→ **Task statement**
Copy out each line featuring the string "have" from the entries beneath.
──────── Data excerpts ────────
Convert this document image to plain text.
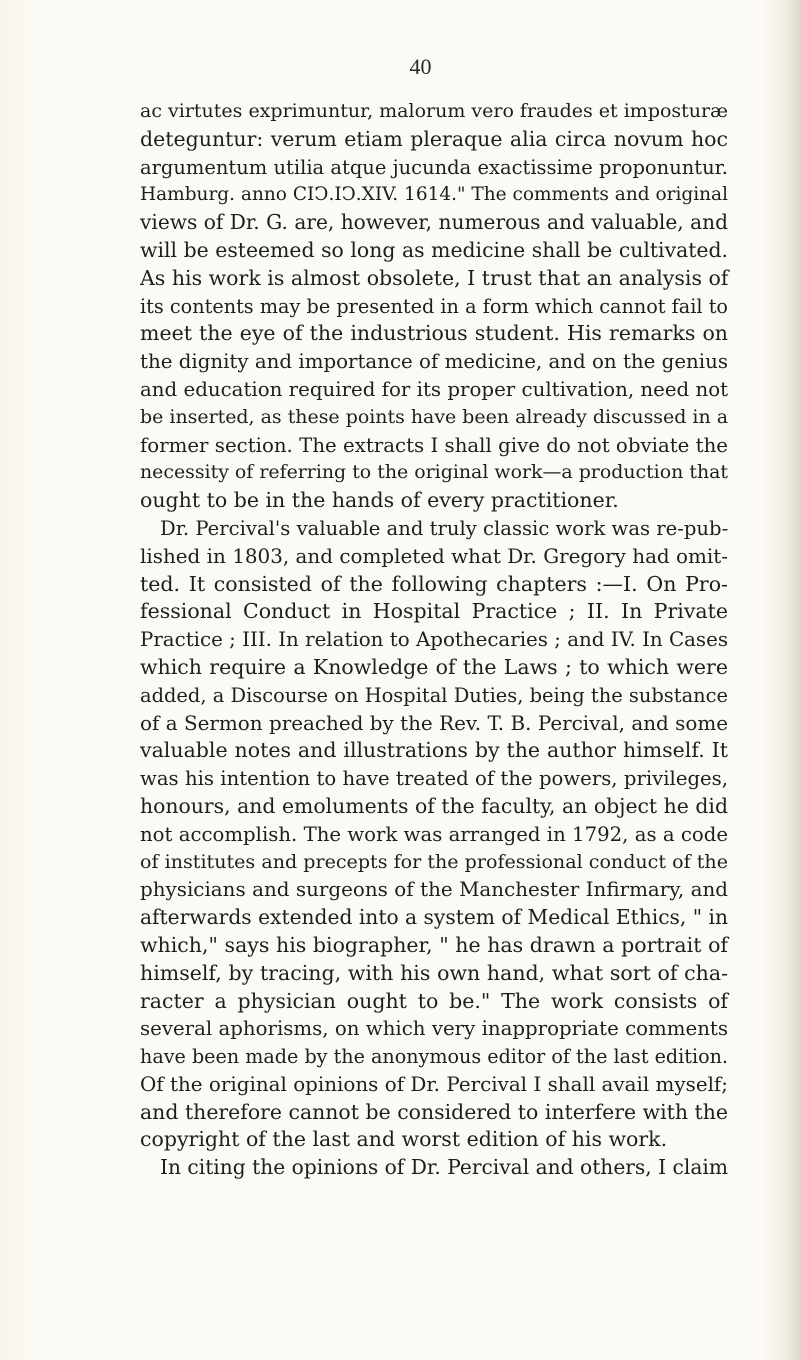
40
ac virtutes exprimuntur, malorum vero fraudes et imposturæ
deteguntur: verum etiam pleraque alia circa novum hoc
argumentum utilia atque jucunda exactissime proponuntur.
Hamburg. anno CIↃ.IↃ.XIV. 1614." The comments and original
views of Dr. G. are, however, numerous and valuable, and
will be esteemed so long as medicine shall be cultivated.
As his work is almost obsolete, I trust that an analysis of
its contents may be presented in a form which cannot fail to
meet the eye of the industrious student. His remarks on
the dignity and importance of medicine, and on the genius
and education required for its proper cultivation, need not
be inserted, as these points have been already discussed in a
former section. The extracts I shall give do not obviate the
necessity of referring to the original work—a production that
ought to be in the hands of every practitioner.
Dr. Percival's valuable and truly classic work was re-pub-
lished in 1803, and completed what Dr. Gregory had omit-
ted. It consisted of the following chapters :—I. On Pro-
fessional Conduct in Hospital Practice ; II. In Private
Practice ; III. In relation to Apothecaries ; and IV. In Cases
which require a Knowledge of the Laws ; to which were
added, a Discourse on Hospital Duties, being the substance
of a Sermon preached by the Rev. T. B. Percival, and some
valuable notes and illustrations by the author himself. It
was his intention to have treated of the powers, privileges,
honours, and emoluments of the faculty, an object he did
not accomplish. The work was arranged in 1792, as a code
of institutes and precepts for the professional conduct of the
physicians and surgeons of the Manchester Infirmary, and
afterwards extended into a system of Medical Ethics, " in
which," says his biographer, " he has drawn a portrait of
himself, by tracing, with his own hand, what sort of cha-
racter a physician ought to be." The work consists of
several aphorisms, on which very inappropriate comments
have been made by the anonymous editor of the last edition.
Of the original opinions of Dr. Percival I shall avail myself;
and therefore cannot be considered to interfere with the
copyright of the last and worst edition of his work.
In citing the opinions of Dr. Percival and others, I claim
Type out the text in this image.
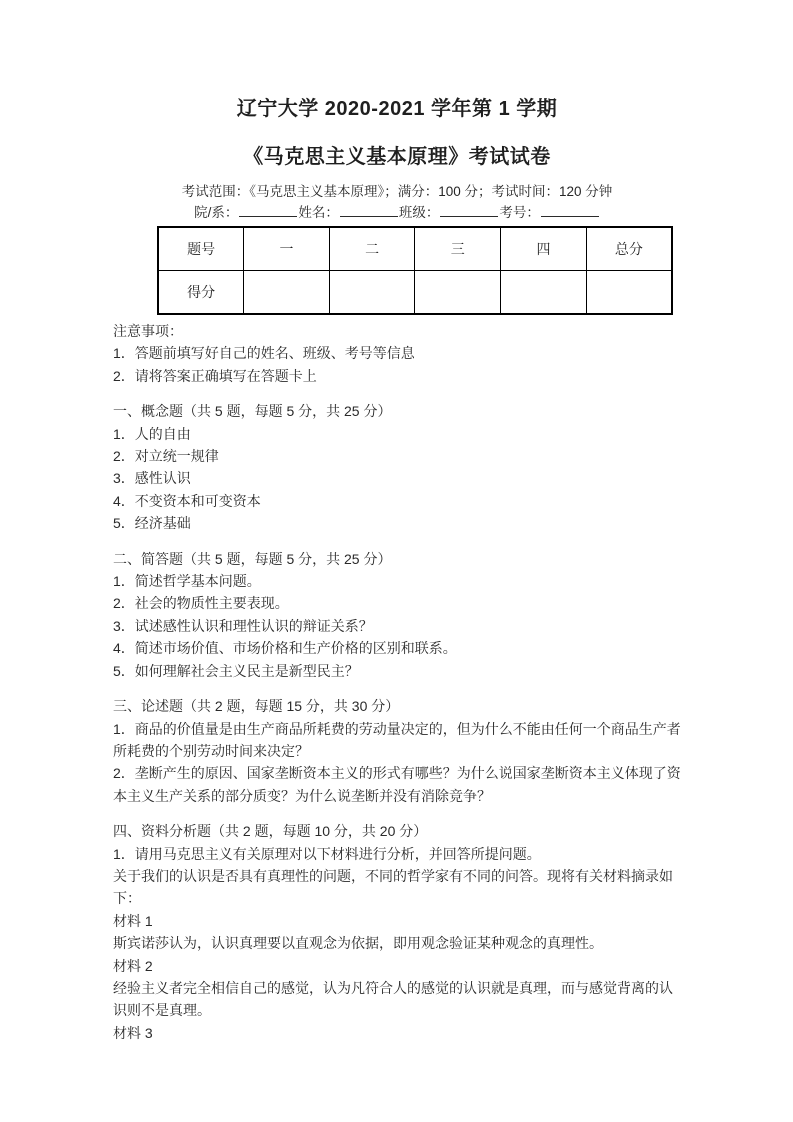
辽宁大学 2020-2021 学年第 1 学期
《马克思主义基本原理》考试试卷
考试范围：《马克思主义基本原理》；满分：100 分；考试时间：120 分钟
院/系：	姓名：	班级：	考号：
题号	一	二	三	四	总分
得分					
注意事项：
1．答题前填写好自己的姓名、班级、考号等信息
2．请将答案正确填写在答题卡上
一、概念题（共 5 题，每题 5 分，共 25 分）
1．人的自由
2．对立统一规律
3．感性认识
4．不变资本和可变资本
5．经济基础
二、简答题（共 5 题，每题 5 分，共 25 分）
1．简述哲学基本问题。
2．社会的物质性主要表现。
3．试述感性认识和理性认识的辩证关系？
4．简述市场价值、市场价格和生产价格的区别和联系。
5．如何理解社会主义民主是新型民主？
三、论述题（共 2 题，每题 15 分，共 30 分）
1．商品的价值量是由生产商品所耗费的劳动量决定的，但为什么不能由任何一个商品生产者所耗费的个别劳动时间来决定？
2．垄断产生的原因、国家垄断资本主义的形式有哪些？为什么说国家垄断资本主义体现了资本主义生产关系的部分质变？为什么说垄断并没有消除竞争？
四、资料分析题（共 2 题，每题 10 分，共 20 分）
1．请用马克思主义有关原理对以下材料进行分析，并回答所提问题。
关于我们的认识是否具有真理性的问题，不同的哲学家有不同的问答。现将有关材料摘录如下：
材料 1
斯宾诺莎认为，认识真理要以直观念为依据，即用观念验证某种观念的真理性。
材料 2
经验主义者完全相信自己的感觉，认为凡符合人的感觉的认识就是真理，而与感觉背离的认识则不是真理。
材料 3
────────
→ **Solution**
be inserted, as these points have been already discussed in a
was his intention to have treated of the powers, privileges,
have been made by the anonymous editor of the last edition.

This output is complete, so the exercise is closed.